PROBLEM TO SOLVE: From the records below, pull each line that has "commissions".

------ DATASET ROWS ------

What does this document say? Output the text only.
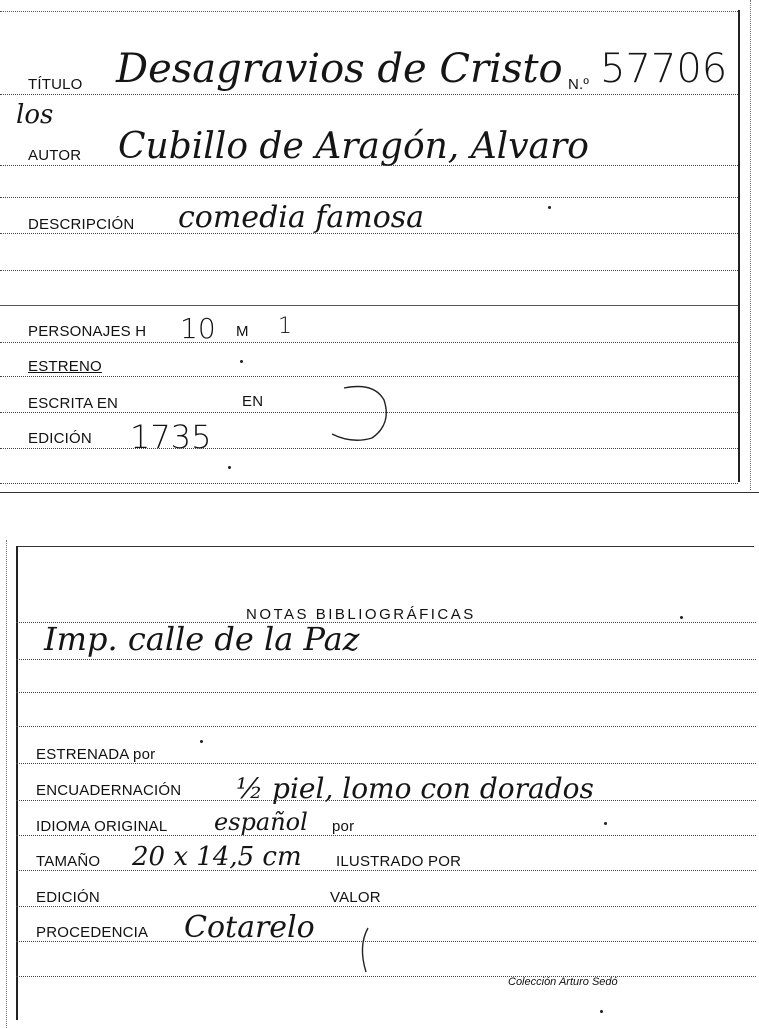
TÍTULO Desagravios de Cristo N.º 57706
los
AUTOR Cubillo de Aragón, Alvaro
DESCRIPCIÓN comedia famosa
PERSONAJES H 10 M 1
ESTRENO
ESCRITA EN	EN
EDICIÓN 1735
NOTAS BIBLIOGRÁFICAS
Imp. calle de la Paz
ESTRENADA por
ENCUADERNACIÓN ½ piel, lomo con dorados
IDIOMA ORIGINAL español por
TAMAÑO 20 x 14,5 cm ILUSTRADO POR
EDICIÓN	VALOR
PROCEDENCIA Cotarelo
Colección Arturo Sedó
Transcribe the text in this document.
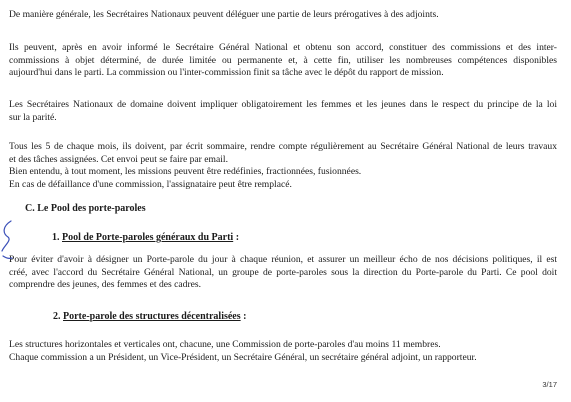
De manière générale, les Secrétaires Nationaux peuvent déléguer une partie de leurs prérogatives à des adjoints.
Ils peuvent, après en avoir informé le Secrétaire Général National et obtenu son accord, constituer des commissions et des inter-
commissions à objet déterminé, de durée limitée ou permanente et, à cette fin, utiliser les nombreuses compétences disponibles
aujourd'hui dans le parti. La commission ou l'inter-commission finit sa tâche avec le dépôt du rapport de mission.
Les Secrétaires Nationaux de domaine doivent impliquer obligatoirement les femmes et les jeunes dans le respect du principe de la loi
sur la parité.
Tous les 5 de chaque mois, ils doivent, par écrit sommaire, rendre compte régulièrement au Secrétaire Général National de leurs travaux
et des tâches assignées. Cet envoi peut se faire par email.
Bien entendu, à tout moment, les missions peuvent être redéfinies, fractionnées, fusionnées.
En cas de défaillance d'une commission, l'assignataire peut être remplacé.
C. Le Pool des porte-paroles
1. Pool de Porte-paroles généraux du Parti :
Pour éviter d'avoir à désigner un Porte-parole du jour à chaque réunion, et assurer un meilleur écho de nos décisions politiques, il est
créé, avec l'accord du Secrétaire Général National, un groupe de porte-paroles sous la direction du Porte-parole du Parti. Ce pool doit
comprendre des jeunes, des femmes et des cadres.
2. Porte-parole des structures décentralisées :
Les structures horizontales et verticales ont, chacune, une Commission de porte-paroles d'au moins 11 membres.
Chaque commission a un Président, un Vice-Président, un Secrétaire Général, un secrétaire général adjoint, un rapporteur.
3/17
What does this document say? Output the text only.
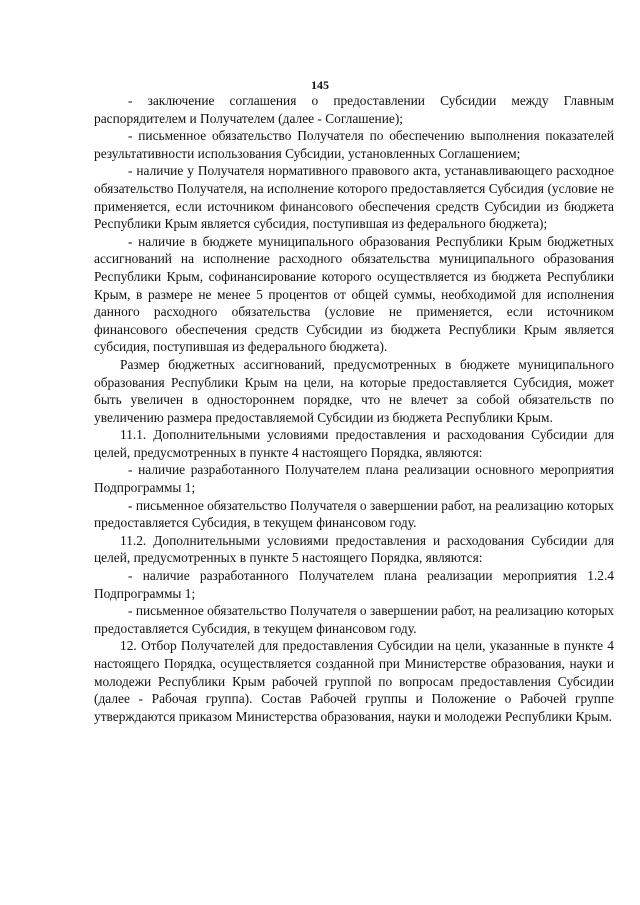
145

- заключение соглашения о предоставлении Субсидии между Главным распорядителем и Получателем (далее - Соглашение);

- письменное обязательство Получателя по обеспечению выполнения показателей результативности использования Субсидии, установленных Соглашением;

- наличие у Получателя нормативного правового акта, устанавливающего расходное обязательство Получателя, на исполнение которого предоставляется Субсидия (условие не применяется, если источником финансового обеспечения средств Субсидии из бюджета Республики Крым является субсидия, поступившая из федерального бюджета);

- наличие в бюджете муниципального образования Республики Крым бюджетных ассигнований на исполнение расходного обязательства муниципального образования Республики Крым, софинансирование которого осуществляется из бюджета Республики Крым, в размере не менее 5 процентов от общей суммы, необходимой для исполнения данного расходного обязательства (условие не применяется, если источником финансового обеспечения средств Субсидии из бюджета Республики Крым является субсидия, поступившая из федерального бюджета).

Размер бюджетных ассигнований, предусмотренных в бюджете муниципального образования Республики Крым на цели, на которые предоставляется Субсидия, может быть увеличен в одностороннем порядке, что не влечет за собой обязательств по увеличению размера предоставляемой Субсидии из бюджета Республики Крым.

11.1. Дополнительными условиями предоставления и расходования Субсидии для целей, предусмотренных в пункте 4 настоящего Порядка, являются:

- наличие разработанного Получателем плана реализации основного мероприятия Подпрограммы 1;

- письменное обязательство Получателя о завершении работ, на реализацию которых предоставляется Субсидия, в текущем финансовом году.

11.2. Дополнительными условиями предоставления и расходования Субсидии для целей, предусмотренных в пункте 5 настоящего Порядка, являются:

- наличие разработанного Получателем плана реализации мероприятия 1.2.4 Подпрограммы 1;

- письменное обязательство Получателя о завершении работ, на реализацию которых предоставляется Субсидия, в текущем финансовом году.

12. Отбор Получателей для предоставления Субсидии на цели, указанные в пункте 4 настоящего Порядка, осуществляется созданной при Министерстве образования, науки и молодежи Республики Крым рабочей группой по вопросам предоставления Субсидии (далее - Рабочая группа). Состав Рабочей группы и Положение о Рабочей группе утверждаются приказом Министерства образования, науки и молодежи Республики Крым.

------

RESULT FOR THIS TASK:
Ils peuvent, après en avoir informé le Secrétaire Général National et obtenu son accord, constituer des commissions et des inter-
commissions à objet déterminé, de durée limitée ou permanente et, à cette fin, utiliser les nombreuses compétences disponibles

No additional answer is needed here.